** Begin Given information **

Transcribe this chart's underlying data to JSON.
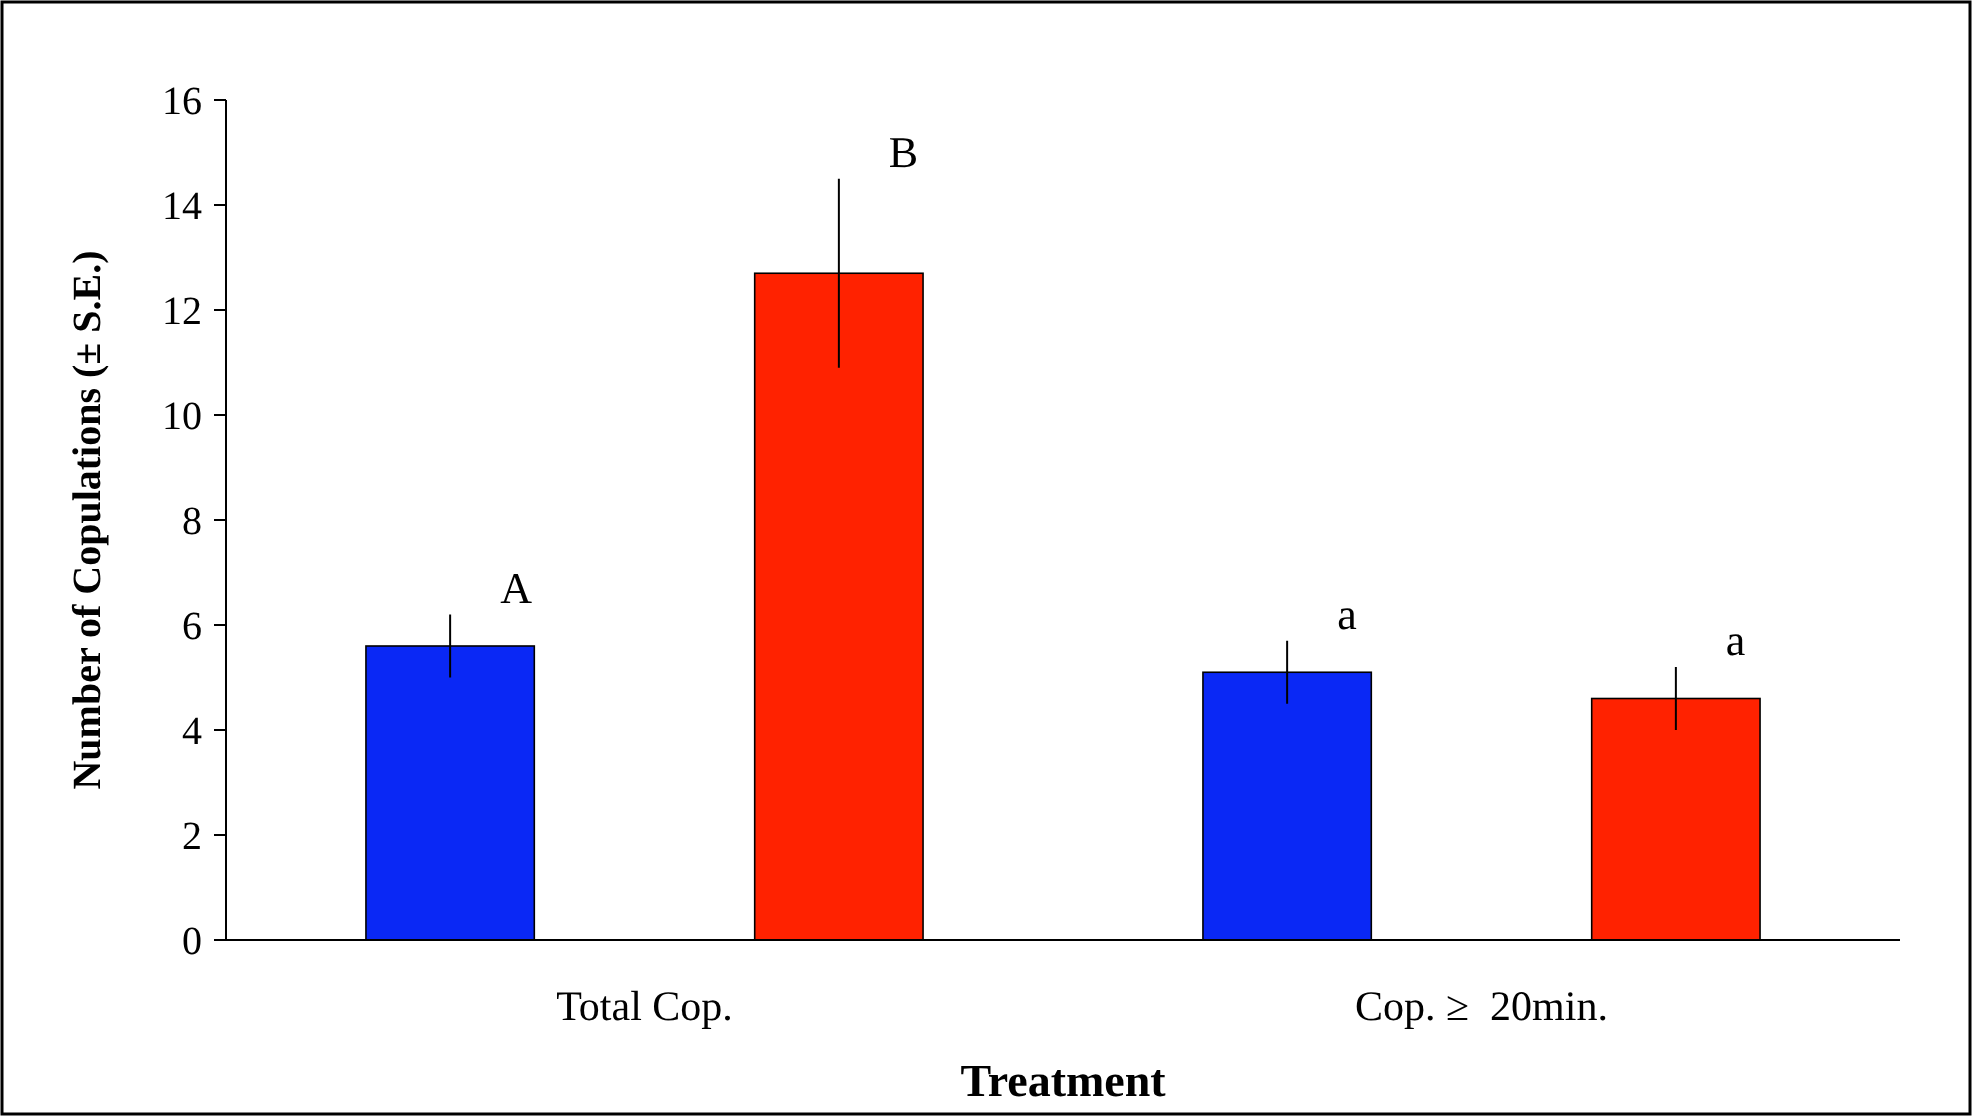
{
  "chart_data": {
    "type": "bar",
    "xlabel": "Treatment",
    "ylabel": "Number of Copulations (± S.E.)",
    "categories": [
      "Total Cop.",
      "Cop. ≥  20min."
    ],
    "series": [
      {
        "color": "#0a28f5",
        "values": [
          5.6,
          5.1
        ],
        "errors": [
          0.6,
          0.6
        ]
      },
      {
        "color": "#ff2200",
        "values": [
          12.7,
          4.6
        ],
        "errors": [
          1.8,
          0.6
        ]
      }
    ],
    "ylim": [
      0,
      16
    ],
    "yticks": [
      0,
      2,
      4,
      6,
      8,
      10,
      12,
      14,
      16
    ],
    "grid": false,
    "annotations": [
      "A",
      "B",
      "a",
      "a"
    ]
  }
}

** End Given information **

Set down all the data again exactly as above, pictures excluded.

» Answer:
Transcribe this chart's underlying data to JSON.
{
  "chart_data": {
    "type": "bar",
    "xlabel": "Treatment",
    "ylabel": "Number of Copulations (± S.E.)",
    "categories": [
      "Total Cop.",
      "Cop. ≥  20min."
    ],
    "series": [
      {
        "color": "#0a28f5",
        "values": [
          5.6,
          5.1
        ],
        "errors": [
          0.6,
          0.6
        ]
      },
      {
        "color": "#ff2200",
        "values": [
          12.7,
          4.6
        ],
        "errors": [
          1.8,
          0.6
        ]
      }
    ],
    "ylim": [
      0,
      16
    ],
    "yticks": [
      0,
      2,
      4,
      6,
      8,
      10,
      12,
      14,
      16
    ],
    "grid": false,
    "annotations": [
      "A",
      "B",
      "a",
      "a"
    ]
  }
}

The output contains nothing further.